Work required: Lines containing the word "screenshot" are to be located and copied.

--- BEGIN ---

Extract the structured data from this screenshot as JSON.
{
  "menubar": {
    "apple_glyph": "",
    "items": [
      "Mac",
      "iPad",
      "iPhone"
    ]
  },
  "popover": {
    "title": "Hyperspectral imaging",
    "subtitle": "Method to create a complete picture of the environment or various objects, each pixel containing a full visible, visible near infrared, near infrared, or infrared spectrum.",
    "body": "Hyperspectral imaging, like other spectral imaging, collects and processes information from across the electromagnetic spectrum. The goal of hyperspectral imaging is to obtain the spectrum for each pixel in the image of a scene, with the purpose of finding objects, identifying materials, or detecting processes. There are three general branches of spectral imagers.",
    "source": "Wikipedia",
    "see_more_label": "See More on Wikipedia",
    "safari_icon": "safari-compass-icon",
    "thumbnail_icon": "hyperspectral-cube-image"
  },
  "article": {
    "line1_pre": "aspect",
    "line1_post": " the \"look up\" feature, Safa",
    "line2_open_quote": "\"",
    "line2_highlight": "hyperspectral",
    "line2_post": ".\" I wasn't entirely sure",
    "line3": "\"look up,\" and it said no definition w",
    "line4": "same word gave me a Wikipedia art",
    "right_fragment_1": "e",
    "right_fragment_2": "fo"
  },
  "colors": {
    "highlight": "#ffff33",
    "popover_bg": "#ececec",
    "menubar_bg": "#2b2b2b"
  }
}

--- END ---
--- BEGIN ---

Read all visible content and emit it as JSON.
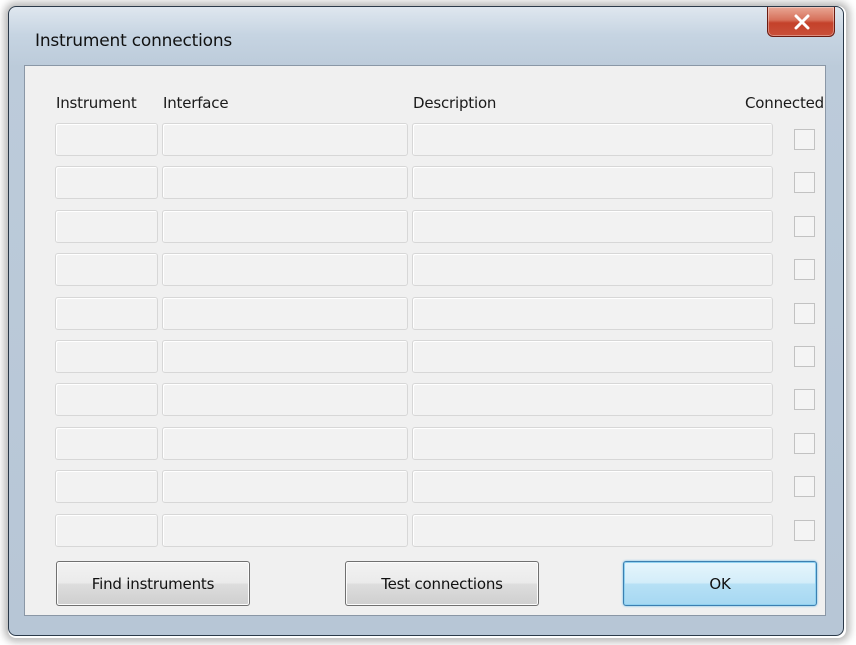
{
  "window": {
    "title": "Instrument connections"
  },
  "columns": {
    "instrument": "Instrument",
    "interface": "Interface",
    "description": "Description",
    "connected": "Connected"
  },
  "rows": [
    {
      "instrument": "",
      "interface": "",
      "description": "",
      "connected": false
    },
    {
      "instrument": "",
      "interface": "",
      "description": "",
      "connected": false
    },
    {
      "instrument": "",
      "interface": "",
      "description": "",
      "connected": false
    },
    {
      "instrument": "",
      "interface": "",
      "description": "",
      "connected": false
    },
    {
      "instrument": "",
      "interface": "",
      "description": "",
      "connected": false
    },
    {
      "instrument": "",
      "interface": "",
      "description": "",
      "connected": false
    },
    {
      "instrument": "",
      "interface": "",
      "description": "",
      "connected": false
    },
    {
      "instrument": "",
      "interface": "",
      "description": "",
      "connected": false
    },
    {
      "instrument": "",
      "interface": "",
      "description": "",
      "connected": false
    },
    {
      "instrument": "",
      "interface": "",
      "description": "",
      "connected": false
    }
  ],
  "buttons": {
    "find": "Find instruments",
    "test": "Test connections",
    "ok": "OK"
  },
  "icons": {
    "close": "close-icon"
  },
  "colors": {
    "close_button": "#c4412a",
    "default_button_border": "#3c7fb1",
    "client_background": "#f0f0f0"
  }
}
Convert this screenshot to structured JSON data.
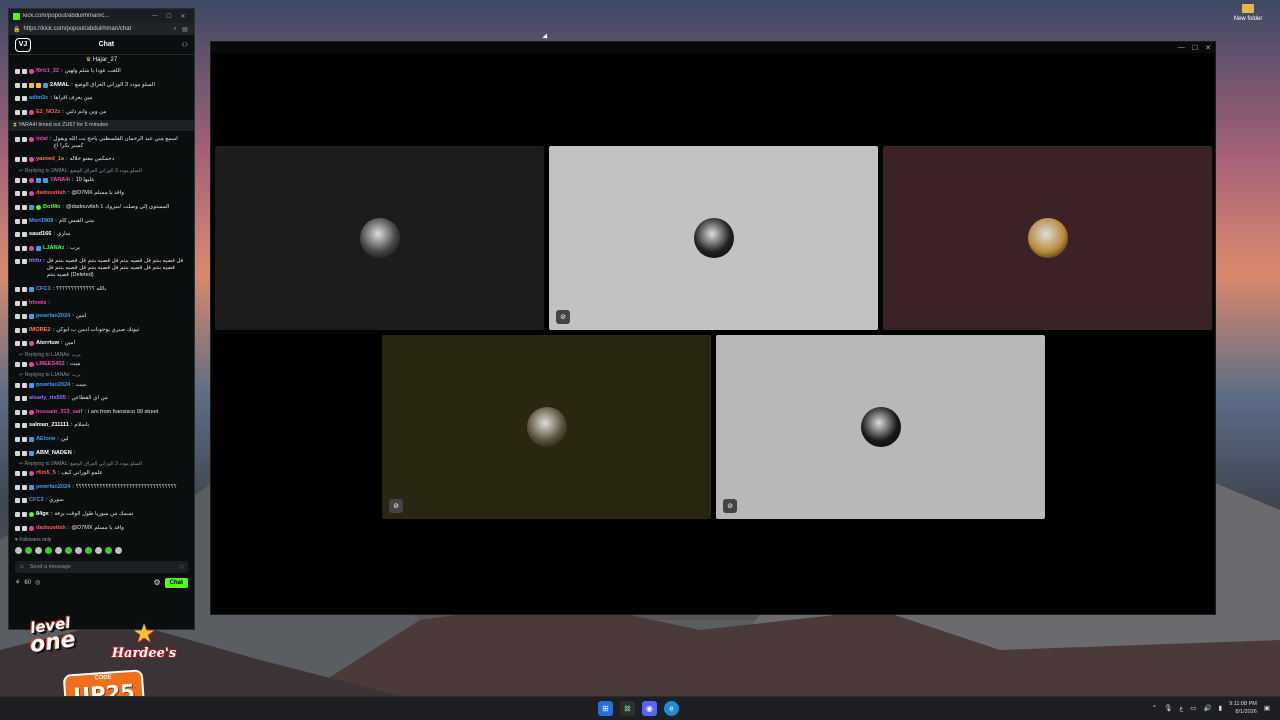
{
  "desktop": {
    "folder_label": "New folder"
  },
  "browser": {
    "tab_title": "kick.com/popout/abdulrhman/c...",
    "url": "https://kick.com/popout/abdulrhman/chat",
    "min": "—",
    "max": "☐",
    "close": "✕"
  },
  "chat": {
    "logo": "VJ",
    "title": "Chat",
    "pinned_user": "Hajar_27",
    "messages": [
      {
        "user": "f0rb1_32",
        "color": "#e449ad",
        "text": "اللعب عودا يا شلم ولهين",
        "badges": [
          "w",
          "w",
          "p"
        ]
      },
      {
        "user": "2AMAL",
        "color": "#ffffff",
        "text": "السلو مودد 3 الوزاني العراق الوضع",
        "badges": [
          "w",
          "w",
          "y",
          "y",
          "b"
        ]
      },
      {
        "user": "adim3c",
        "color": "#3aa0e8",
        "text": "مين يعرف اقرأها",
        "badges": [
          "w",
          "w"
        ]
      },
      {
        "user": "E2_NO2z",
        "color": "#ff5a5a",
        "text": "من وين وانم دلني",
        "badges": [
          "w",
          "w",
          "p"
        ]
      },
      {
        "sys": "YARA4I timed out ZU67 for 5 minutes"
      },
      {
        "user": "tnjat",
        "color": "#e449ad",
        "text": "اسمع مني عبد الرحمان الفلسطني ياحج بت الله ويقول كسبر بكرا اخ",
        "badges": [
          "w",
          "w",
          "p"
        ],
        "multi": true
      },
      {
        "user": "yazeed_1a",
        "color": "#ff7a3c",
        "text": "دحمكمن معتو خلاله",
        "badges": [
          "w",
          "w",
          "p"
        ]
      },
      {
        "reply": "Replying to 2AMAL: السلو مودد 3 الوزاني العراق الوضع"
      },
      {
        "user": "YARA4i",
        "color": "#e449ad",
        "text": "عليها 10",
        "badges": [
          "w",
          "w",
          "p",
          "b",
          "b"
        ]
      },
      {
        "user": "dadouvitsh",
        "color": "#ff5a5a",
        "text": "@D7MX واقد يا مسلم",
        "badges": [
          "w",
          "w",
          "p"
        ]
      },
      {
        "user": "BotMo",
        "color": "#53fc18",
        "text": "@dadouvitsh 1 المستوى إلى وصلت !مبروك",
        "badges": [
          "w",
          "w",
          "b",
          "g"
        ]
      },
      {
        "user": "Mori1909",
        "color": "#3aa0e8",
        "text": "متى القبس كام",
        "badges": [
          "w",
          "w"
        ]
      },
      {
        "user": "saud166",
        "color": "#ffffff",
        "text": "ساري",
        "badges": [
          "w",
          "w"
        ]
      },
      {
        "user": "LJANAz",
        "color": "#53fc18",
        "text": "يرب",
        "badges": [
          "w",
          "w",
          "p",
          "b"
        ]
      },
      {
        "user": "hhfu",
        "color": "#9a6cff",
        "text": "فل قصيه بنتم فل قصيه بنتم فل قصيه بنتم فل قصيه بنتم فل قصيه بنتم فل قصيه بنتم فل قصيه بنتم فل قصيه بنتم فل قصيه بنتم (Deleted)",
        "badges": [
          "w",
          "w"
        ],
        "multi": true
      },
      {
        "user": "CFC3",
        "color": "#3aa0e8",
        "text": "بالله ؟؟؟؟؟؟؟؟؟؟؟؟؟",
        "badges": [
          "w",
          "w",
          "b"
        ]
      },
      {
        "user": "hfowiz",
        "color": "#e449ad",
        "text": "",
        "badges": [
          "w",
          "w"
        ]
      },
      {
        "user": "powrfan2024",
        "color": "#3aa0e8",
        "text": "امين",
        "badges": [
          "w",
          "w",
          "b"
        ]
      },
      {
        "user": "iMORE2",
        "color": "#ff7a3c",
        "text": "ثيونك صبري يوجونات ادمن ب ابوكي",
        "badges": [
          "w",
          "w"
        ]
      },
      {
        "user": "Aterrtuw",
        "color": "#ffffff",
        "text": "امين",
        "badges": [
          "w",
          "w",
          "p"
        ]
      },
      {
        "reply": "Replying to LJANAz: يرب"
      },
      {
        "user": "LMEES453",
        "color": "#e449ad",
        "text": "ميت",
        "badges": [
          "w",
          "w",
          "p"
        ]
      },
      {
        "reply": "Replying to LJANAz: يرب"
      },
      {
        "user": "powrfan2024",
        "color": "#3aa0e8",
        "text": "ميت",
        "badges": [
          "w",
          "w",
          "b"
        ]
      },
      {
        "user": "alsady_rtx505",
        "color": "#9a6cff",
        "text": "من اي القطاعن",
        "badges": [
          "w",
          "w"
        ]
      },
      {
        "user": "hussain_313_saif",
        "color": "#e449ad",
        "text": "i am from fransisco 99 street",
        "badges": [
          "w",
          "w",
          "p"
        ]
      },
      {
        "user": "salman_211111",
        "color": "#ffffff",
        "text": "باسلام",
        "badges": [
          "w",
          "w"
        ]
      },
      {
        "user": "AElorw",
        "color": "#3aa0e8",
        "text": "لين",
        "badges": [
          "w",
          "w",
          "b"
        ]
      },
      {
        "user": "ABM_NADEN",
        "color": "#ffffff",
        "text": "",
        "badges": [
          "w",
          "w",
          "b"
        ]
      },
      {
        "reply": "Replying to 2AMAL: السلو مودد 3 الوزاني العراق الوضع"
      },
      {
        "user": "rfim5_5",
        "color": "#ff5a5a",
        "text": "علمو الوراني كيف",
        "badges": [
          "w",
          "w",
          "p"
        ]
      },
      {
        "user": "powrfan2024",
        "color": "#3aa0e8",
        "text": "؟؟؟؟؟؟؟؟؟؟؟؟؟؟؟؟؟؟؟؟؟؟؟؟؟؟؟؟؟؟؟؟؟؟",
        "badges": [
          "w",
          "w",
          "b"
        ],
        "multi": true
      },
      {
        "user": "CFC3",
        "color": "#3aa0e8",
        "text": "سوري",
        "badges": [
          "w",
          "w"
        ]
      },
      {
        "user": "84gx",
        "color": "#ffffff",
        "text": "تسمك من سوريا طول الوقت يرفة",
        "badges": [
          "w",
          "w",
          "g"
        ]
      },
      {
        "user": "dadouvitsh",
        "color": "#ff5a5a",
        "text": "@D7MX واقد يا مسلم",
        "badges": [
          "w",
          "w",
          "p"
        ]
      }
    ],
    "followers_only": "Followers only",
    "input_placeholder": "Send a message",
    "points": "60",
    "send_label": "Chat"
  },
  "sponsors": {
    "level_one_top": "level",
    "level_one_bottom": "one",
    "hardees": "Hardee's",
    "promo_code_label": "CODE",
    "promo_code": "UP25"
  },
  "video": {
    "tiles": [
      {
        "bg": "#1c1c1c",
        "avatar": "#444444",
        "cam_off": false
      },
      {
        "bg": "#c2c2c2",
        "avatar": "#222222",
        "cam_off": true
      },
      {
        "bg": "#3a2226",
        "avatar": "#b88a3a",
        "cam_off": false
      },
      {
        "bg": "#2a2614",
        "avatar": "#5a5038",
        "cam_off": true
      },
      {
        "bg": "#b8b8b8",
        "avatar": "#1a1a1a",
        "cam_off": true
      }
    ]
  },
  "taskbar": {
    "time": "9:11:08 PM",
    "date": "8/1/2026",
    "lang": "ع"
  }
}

--- END ---

Response to the exercise:
Extract the structured data from this screenshot as JSON.
Convert this screenshot to structured JSON data.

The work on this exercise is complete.